→ **What this task involves**
In the data from its start through the line containing "bar: [249, 83, 284, 365]", inclusive, rename "x-tick-text" to "x-axis-text" and give those lines again with nothing else changed.

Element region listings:
[BEGIN]
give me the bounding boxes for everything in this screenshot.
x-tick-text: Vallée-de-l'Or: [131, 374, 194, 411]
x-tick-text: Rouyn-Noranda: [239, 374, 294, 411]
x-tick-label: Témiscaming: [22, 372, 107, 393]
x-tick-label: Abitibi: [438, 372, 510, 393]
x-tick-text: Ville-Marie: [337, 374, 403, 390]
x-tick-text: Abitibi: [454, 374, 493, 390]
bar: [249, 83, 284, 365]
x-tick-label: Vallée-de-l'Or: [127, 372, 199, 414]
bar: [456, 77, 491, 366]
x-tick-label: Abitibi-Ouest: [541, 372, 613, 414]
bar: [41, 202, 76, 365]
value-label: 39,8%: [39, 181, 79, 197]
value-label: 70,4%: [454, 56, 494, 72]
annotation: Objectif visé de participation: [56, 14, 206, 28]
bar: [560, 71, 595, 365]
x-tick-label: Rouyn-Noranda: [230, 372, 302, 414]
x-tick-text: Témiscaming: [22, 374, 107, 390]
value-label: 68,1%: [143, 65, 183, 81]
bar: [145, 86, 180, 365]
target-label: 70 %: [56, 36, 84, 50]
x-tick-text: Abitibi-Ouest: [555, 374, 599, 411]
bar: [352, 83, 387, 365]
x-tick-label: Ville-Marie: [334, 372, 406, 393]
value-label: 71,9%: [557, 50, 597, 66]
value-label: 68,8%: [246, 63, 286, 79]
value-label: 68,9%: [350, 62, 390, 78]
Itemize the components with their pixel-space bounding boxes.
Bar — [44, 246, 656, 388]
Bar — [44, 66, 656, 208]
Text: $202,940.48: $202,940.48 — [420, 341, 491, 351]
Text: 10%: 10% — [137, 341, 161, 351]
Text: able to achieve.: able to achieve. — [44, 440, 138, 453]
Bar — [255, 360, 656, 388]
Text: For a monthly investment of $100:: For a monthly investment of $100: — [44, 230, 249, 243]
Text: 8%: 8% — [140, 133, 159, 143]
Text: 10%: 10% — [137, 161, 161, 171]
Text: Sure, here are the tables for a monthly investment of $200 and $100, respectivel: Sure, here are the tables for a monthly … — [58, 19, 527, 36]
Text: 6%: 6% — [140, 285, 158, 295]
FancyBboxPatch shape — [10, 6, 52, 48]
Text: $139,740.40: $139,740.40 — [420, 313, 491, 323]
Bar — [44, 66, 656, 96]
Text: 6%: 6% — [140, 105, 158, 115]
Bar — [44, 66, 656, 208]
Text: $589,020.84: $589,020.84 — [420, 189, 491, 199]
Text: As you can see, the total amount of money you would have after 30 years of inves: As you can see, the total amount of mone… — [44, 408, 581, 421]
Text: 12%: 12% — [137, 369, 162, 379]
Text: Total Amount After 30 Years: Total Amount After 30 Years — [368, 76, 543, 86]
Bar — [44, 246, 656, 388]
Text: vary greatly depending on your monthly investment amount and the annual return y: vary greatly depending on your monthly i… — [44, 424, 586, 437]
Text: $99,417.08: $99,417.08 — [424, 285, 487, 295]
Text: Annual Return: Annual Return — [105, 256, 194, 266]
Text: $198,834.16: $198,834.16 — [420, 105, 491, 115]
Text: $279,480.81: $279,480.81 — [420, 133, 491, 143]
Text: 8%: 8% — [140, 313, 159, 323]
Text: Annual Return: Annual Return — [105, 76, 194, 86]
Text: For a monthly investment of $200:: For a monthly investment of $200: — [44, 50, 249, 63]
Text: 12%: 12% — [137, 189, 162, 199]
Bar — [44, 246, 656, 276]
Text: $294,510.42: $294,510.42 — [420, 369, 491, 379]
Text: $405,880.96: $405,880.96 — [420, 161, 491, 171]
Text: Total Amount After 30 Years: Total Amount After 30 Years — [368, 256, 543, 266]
[END]
→ **Exercise response**
give me the bounding boxes for everything in this screenshot.
x-axis-text: Vallée-de-l'Or: [131, 374, 194, 411]
x-axis-text: Rouyn-Noranda: [239, 374, 294, 411]
x-tick-label: Témiscaming: [22, 372, 107, 393]
x-tick-label: Abitibi: [438, 372, 510, 393]
x-axis-text: Ville-Marie: [337, 374, 403, 390]
x-axis-text: Abitibi: [454, 374, 493, 390]
bar: [249, 83, 284, 365]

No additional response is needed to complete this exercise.